■ **SET EXERCISE**: Reply with one number: the count of lines in the records below that hold "text".

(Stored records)
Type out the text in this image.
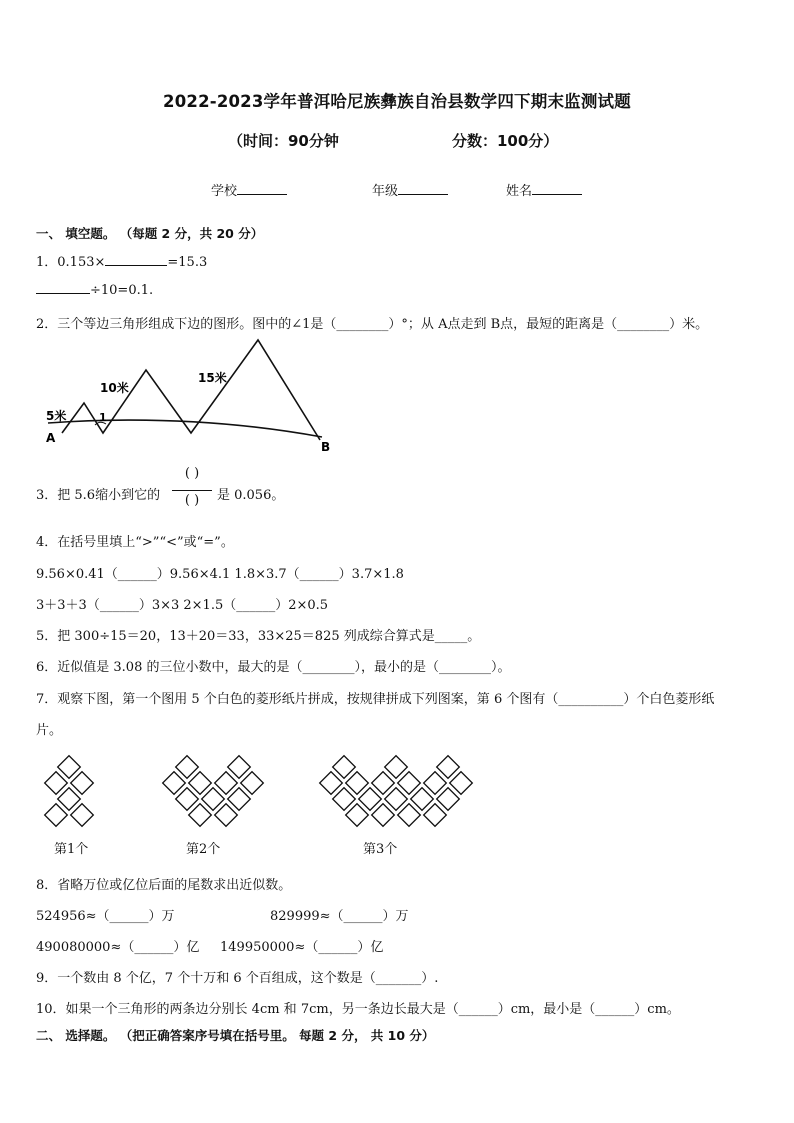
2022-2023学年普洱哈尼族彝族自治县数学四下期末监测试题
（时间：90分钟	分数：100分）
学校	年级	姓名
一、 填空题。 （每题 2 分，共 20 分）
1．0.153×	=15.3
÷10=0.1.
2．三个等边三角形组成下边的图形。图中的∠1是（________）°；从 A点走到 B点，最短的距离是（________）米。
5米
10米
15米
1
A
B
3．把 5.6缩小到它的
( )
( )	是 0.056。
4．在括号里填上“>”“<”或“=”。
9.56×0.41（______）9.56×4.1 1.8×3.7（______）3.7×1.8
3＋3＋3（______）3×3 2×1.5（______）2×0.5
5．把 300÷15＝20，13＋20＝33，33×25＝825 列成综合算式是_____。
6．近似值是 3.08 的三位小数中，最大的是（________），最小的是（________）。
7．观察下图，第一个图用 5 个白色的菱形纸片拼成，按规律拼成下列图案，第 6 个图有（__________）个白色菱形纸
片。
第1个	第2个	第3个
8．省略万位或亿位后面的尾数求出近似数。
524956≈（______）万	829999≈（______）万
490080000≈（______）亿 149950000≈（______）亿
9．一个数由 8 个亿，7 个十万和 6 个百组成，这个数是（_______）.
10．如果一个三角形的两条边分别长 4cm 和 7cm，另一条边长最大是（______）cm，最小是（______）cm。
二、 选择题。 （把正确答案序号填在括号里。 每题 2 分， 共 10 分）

...

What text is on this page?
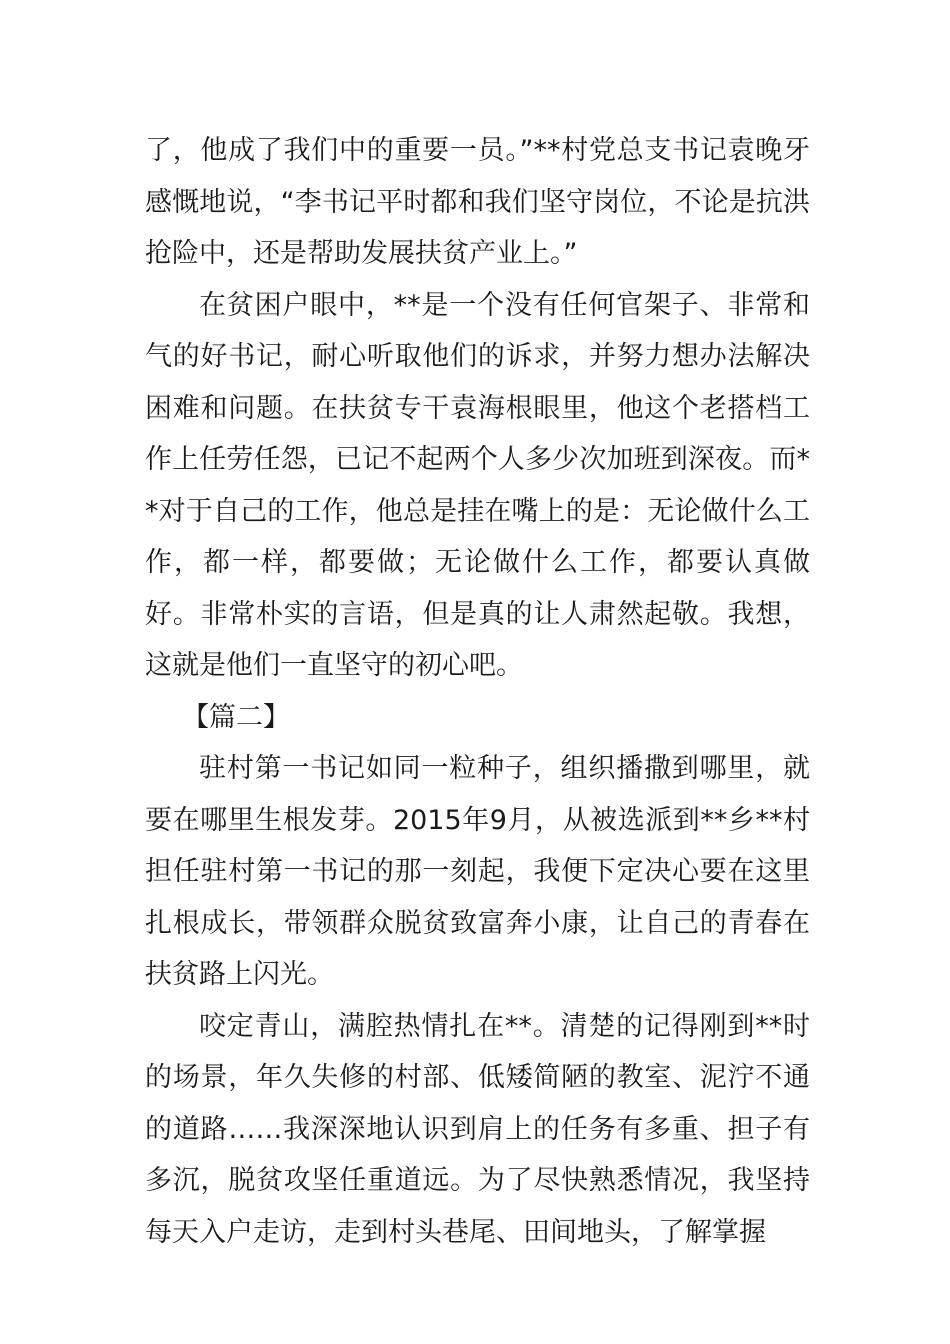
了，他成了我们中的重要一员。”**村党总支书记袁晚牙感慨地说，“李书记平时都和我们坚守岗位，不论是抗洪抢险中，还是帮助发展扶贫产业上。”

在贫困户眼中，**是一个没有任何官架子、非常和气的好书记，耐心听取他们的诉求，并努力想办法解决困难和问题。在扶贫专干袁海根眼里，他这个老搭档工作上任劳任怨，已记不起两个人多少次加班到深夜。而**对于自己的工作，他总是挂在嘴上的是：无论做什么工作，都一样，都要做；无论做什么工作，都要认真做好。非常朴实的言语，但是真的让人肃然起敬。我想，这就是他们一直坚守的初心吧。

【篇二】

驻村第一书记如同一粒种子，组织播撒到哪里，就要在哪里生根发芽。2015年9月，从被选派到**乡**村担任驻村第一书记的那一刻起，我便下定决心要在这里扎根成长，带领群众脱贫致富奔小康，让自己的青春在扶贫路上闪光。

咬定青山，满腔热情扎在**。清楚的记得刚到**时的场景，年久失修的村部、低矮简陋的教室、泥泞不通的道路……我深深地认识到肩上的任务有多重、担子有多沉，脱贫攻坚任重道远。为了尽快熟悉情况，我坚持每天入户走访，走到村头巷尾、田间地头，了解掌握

■ **SOLUTION TO THIS TASK**: 2